### Prompt
Output every record word for word.

### Given data
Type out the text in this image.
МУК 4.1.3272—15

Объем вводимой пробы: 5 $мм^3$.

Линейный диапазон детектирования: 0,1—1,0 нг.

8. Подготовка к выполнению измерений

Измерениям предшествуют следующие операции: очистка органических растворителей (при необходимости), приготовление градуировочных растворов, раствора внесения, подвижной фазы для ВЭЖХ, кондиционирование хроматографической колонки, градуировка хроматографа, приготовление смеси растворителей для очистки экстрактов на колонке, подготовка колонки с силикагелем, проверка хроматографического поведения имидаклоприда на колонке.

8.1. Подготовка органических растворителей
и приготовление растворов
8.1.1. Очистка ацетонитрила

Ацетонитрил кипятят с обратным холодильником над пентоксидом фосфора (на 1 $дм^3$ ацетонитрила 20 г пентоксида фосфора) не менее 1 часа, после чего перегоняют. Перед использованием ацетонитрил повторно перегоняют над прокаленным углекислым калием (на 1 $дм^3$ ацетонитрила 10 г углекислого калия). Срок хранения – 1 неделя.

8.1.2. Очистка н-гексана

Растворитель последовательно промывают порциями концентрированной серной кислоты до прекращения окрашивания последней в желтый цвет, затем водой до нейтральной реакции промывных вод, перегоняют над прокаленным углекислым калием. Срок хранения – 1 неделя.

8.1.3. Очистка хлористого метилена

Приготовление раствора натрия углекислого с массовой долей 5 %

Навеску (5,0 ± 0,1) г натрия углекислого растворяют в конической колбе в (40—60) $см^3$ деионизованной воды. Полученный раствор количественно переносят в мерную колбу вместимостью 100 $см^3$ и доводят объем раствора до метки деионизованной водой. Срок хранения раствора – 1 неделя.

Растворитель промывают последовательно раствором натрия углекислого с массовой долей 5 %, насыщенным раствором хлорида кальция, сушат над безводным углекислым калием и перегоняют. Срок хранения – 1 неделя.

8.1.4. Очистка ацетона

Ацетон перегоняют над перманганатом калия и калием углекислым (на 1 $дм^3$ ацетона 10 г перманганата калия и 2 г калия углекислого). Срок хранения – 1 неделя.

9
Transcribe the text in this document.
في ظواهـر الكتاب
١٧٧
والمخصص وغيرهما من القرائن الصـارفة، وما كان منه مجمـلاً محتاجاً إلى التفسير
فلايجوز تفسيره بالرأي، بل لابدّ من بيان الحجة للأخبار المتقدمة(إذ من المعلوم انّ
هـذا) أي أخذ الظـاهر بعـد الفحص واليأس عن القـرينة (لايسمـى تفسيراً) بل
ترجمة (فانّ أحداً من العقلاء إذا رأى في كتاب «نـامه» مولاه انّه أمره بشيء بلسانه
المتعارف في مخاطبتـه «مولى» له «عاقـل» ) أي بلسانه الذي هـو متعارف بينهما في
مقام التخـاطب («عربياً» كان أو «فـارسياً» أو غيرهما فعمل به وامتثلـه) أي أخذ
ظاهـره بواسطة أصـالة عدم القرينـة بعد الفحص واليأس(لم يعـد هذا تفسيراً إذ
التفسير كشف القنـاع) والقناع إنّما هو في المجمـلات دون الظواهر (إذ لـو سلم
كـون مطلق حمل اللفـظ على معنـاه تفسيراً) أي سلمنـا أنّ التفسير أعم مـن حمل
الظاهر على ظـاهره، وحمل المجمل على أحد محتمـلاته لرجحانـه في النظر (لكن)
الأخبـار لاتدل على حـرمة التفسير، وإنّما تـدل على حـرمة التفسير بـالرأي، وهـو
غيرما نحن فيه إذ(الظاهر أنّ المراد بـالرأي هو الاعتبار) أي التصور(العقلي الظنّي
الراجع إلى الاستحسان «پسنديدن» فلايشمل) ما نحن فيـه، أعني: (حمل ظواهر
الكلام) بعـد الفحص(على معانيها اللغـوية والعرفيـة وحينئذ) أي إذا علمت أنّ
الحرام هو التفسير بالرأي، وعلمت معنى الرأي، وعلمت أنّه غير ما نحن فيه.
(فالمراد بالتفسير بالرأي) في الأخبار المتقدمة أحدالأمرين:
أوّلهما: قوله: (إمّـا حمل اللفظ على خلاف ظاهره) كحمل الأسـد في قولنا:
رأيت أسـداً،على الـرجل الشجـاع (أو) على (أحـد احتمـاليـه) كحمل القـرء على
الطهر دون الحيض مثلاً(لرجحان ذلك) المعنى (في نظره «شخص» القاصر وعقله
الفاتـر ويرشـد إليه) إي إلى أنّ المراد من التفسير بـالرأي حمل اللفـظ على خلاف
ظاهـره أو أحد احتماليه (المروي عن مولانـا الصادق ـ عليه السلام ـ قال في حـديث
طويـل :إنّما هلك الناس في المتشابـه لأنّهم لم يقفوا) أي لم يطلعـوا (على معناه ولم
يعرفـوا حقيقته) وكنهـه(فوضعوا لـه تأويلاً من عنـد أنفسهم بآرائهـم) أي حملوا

### Reply
Type out the text in this image.
МУК 4.1.3272—15

Объем вводимой пробы: 5 $мм^3$.

Линейный диапазон детектирования: 0,1—1,0 нг.

8. Подготовка к выполнению измерений

Измерениям предшествуют следующие операции: очистка органических растворителей (при необходимости), приготовление градуировочных растворов, раствора внесения, подвижной фазы для ВЭЖХ, кондиционирование хроматографической колонки, градуировка хроматографа, приготовление смеси растворителей для очистки экстрактов на колонке, подготовка колонки с силикагелем, проверка хроматографического поведения имидаклоприда на колонке.

8.1. Подготовка органических растворителей
и приготовление растворов
8.1.1. Очистка ацетонитрила

Ацетонитрил кипятят с обратным холодильником над пентоксидом фосфора (на 1 $дм^3$ ацетонитрила 20 г пентоксида фосфора) не менее 1 часа, после чего перегоняют. Перед использованием ацетонитрил повторно перегоняют над прокаленным углекислым калием (на 1 $дм^3$ ацетонитрила 10 г углекислого калия). Срок хранения – 1 неделя.

8.1.2. Очистка н-гексана

Растворитель последовательно промывают порциями концентрированной серной кислоты до прекращения окрашивания последней в желтый цвет, затем водой до нейтральной реакции промывных вод, перегоняют над прокаленным углекислым калием. Срок хранения – 1 неделя.

8.1.3. Очистка хлористого метилена

Приготовление раствора натрия углекислого с массовой долей 5 %

Навеску (5,0 ± 0,1) г натрия углекислого растворяют в конической колбе в (40—60) $см^3$ деионизованной воды. Полученный раствор количественно переносят в мерную колбу вместимостью 100 $см^3$ и доводят объем раствора до метки деионизованной водой. Срок хранения раствора – 1 неделя.

Растворитель промывают последовательно раствором натрия углекислого с массовой долей 5 %, насыщенным раствором хлорида кальция, сушат над безводным углекислым калием и перегоняют. Срок хранения – 1 неделя.

8.1.4. Очистка ацетона

Ацетон перегоняют над перманганатом калия и калием углекислым (на 1 $дм^3$ ацетона 10 г перманганата калия и 2 г калия углекислого). Срок хранения – 1 неделя.

9
Transcribe the text in this document.
في ظواهـر الكتاب
١٧٧
والمخصص وغيرهما من القرائن الصـارفة، وما كان منه مجمـلاً محتاجاً إلى التفسير
فلايجوز تفسيره بالرأي، بل لابدّ من بيان الحجة للأخبار المتقدمة(إذ من المعلوم انّ
هـذا) أي أخذ الظـاهر بعـد الفحص واليأس عن القـرينة (لايسمـى تفسيراً) بل
ترجمة (فانّ أحداً من العقلاء إذا رأى في كتاب «نـامه» مولاه انّه أمره بشيء بلسانه
المتعارف في مخاطبتـه «مولى» له «عاقـل» ) أي بلسانه الذي هـو متعارف بينهما في
مقام التخـاطب («عربياً» كان أو «فـارسياً» أو غيرهما فعمل به وامتثلـه) أي أخذ
ظاهـره بواسطة أصـالة عدم القرينـة بعد الفحص واليأس(لم يعـد هذا تفسيراً إذ
التفسير كشف القنـاع) والقناع إنّما هو في المجمـلات دون الظواهر (إذ لـو سلم
كـون مطلق حمل اللفـظ على معنـاه تفسيراً) أي سلمنـا أنّ التفسير أعم مـن حمل
الظاهر على ظـاهره، وحمل المجمل على أحد محتمـلاته لرجحانـه في النظر (لكن)
الأخبـار لاتدل على حـرمة التفسير، وإنّما تـدل على حـرمة التفسير بـالرأي، وهـو
غيرما نحن فيه إذ(الظاهر أنّ المراد بـالرأي هو الاعتبار) أي التصور(العقلي الظنّي
الراجع إلى الاستحسان «پسنديدن» فلايشمل) ما نحن فيـه، أعني: (حمل ظواهر
الكلام) بعـد الفحص(على معانيها اللغـوية والعرفيـة وحينئذ) أي إذا علمت أنّ
الحرام هو التفسير بالرأي، وعلمت معنى الرأي، وعلمت أنّه غير ما نحن فيه.
(فالمراد بالتفسير بالرأي) في الأخبار المتقدمة أحدالأمرين:
أوّلهما: قوله: (إمّـا حمل اللفظ على خلاف ظاهره) كحمل الأسـد في قولنا:
رأيت أسـداً،على الـرجل الشجـاع (أو) على (أحـد احتمـاليـه) كحمل القـرء على
الطهر دون الحيض مثلاً(لرجحان ذلك) المعنى (في نظره «شخص» القاصر وعقله
الفاتـر ويرشـد إليه) إي إلى أنّ المراد من التفسير بـالرأي حمل اللفـظ على خلاف
ظاهـره أو أحد احتماليه (المروي عن مولانـا الصادق ـ عليه السلام ـ قال في حـديث
طويـل :إنّما هلك الناس في المتشابـه لأنّهم لم يقفوا) أي لم يطلعـوا (على معناه ولم
يعرفـوا حقيقته) وكنهـه(فوضعوا لـه تأويلاً من عنـد أنفسهم بآرائهـم) أي حملوا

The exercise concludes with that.